* [PROBLEM REQUIREMENTS]: Transcribe the entries that follow, word for word.

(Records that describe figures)
|---|
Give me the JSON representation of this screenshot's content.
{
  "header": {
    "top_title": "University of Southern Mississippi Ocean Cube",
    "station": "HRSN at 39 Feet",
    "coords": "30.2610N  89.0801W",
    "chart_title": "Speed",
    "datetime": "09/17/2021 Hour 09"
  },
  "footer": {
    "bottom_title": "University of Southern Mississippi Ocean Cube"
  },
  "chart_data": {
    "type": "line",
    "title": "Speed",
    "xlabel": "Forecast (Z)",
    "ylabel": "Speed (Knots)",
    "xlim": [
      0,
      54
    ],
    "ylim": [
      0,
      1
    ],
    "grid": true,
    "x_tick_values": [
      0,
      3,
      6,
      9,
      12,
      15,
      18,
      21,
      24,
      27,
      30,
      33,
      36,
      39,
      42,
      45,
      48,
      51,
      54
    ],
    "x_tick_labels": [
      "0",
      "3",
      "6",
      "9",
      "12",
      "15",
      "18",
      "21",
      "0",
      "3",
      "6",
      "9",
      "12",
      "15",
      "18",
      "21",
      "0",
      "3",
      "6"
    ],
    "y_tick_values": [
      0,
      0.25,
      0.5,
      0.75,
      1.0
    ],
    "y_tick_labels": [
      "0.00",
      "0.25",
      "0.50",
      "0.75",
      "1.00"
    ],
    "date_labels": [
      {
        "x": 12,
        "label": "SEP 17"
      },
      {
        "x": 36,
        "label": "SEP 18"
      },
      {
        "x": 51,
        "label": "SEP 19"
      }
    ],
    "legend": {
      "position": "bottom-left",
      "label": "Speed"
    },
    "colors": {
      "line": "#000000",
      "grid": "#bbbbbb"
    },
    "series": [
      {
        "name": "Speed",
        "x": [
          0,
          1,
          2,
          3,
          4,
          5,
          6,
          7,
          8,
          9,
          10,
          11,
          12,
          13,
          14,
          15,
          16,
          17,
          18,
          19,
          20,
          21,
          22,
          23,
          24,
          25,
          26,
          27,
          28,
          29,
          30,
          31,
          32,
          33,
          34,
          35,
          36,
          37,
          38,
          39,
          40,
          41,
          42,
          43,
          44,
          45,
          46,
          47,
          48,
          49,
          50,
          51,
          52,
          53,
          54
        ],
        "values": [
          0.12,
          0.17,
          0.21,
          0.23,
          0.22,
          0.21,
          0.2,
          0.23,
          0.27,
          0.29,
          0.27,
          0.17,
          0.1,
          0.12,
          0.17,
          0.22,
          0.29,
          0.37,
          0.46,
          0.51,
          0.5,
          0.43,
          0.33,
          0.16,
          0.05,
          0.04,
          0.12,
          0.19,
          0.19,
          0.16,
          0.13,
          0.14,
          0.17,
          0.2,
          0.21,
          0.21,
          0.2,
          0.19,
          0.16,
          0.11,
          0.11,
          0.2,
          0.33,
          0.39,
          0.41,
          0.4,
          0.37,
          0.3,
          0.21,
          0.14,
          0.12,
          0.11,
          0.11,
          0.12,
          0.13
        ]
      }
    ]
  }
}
|---|
* [ANSWER TO THE EXERCISE]:
Give me the JSON representation of this screenshot's content.
{
  "header": {
    "top_title": "University of Southern Mississippi Ocean Cube",
    "station": "HRSN at 39 Feet",
    "coords": "30.2610N  89.0801W",
    "chart_title": "Speed",
    "datetime": "09/17/2021 Hour 09"
  },
  "footer": {
    "bottom_title": "University of Southern Mississippi Ocean Cube"
  },
  "chart_data": {
    "type": "line",
    "title": "Speed",
    "xlabel": "Forecast (Z)",
    "ylabel": "Speed (Knots)",
    "xlim": [
      0,
      54
    ],
    "ylim": [
      0,
      1
    ],
    "grid": true,
    "x_tick_values": [
      0,
      3,
      6,
      9,
      12,
      15,
      18,
      21,
      24,
      27,
      30,
      33,
      36,
      39,
      42,
      45,
      48,
      51,
      54
    ],
    "x_tick_labels": [
      "0",
      "3",
      "6",
      "9",
      "12",
      "15",
      "18",
      "21",
      "0",
      "3",
      "6",
      "9",
      "12",
      "15",
      "18",
      "21",
      "0",
      "3",
      "6"
    ],
    "y_tick_values": [
      0,
      0.25,
      0.5,
      0.75,
      1.0
    ],
    "y_tick_labels": [
      "0.00",
      "0.25",
      "0.50",
      "0.75",
      "1.00"
    ],
    "date_labels": [
      {
        "x": 12,
        "label": "SEP 17"
      },
      {
        "x": 36,
        "label": "SEP 18"
      },
      {
        "x": 51,
        "label": "SEP 19"
      }
    ],
    "legend": {
      "position": "bottom-left",
      "label": "Speed"
    },
    "colors": {
      "line": "#000000",
      "grid": "#bbbbbb"
    },
    "series": [
      {
        "name": "Speed",
        "x": [
          0,
          1,
          2,
          3,
          4,
          5,
          6,
          7,
          8,
          9,
          10,
          11,
          12,
          13,
          14,
          15,
          16,
          17,
          18,
          19,
          20,
          21,
          22,
          23,
          24,
          25,
          26,
          27,
          28,
          29,
          30,
          31,
          32,
          33,
          34,
          35,
          36,
          37,
          38,
          39,
          40,
          41,
          42,
          43,
          44,
          45,
          46,
          47,
          48,
          49,
          50,
          51,
          52,
          53,
          54
        ],
        "values": [
          0.12,
          0.17,
          0.21,
          0.23,
          0.22,
          0.21,
          0.2,
          0.23,
          0.27,
          0.29,
          0.27,
          0.17,
          0.1,
          0.12,
          0.17,
          0.22,
          0.29,
          0.37,
          0.46,
          0.51,
          0.5,
          0.43,
          0.33,
          0.16,
          0.05,
          0.04,
          0.12,
          0.19,
          0.19,
          0.16,
          0.13,
          0.14,
          0.17,
          0.2,
          0.21,
          0.21,
          0.2,
          0.19,
          0.16,
          0.11,
          0.11,
          0.2,
          0.33,
          0.39,
          0.41,
          0.4,
          0.37,
          0.3,
          0.21,
          0.14,
          0.12,
          0.11,
          0.11,
          0.12,
          0.13
        ]
      }
    ]
  }
}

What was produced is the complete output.